▶ **TASK**
Set down all of the data that follows word for word, without the images.

Entries taken from a collection:
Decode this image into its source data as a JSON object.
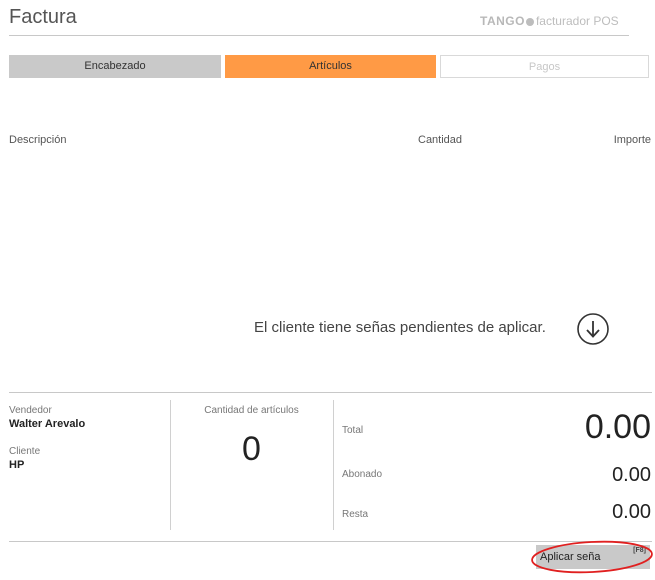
{
  "header": {
    "title": "Factura",
    "brand_logo": "TANGO",
    "brand_product": "facturador POS"
  },
  "tabs": [
    {
      "label": "Encabezado",
      "state": "inactive"
    },
    {
      "label": "Artículos",
      "state": "active"
    },
    {
      "label": "Pagos",
      "state": "disabled"
    }
  ],
  "columns": {
    "description": "Descripción",
    "quantity": "Cantidad",
    "amount": "Importe"
  },
  "notice": {
    "text": "El cliente tiene señas pendientes de aplicar.",
    "icon": "arrow-down-circle-icon"
  },
  "summary": {
    "seller_label": "Vendedor",
    "seller_value": "Walter Arevalo",
    "client_label": "Cliente",
    "client_value": "HP",
    "item_count_label": "Cantidad de artículos",
    "item_count_value": "0",
    "total_label": "Total",
    "total_value": "0.00",
    "paid_label": "Abonado",
    "paid_value": "0.00",
    "remaining_label": "Resta",
    "remaining_value": "0.00"
  },
  "footer": {
    "apply_button_label": "Aplicar seña",
    "apply_button_shortcut": "[F8]",
    "highlight_color": "#e02020"
  },
  "colors": {
    "active_tab": "#ff9a45",
    "inactive_tab": "#c9c9c9",
    "button_bg": "#c9c9c9"
  }
}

▶ **CORRECT RESULT**
Decode this image into its source data as a JSON object.
{
  "header": {
    "title": "Factura",
    "brand_logo": "TANGO",
    "brand_product": "facturador POS"
  },
  "tabs": [
    {
      "label": "Encabezado",
      "state": "inactive"
    },
    {
      "label": "Artículos",
      "state": "active"
    },
    {
      "label": "Pagos",
      "state": "disabled"
    }
  ],
  "columns": {
    "description": "Descripción",
    "quantity": "Cantidad",
    "amount": "Importe"
  },
  "notice": {
    "text": "El cliente tiene señas pendientes de aplicar.",
    "icon": "arrow-down-circle-icon"
  },
  "summary": {
    "seller_label": "Vendedor",
    "seller_value": "Walter Arevalo",
    "client_label": "Cliente",
    "client_value": "HP",
    "item_count_label": "Cantidad de artículos",
    "item_count_value": "0",
    "total_label": "Total",
    "total_value": "0.00",
    "paid_label": "Abonado",
    "paid_value": "0.00",
    "remaining_label": "Resta",
    "remaining_value": "0.00"
  },
  "footer": {
    "apply_button_label": "Aplicar seña",
    "apply_button_shortcut": "[F8]",
    "highlight_color": "#e02020"
  },
  "colors": {
    "active_tab": "#ff9a45",
    "inactive_tab": "#c9c9c9",
    "button_bg": "#c9c9c9"
  }
}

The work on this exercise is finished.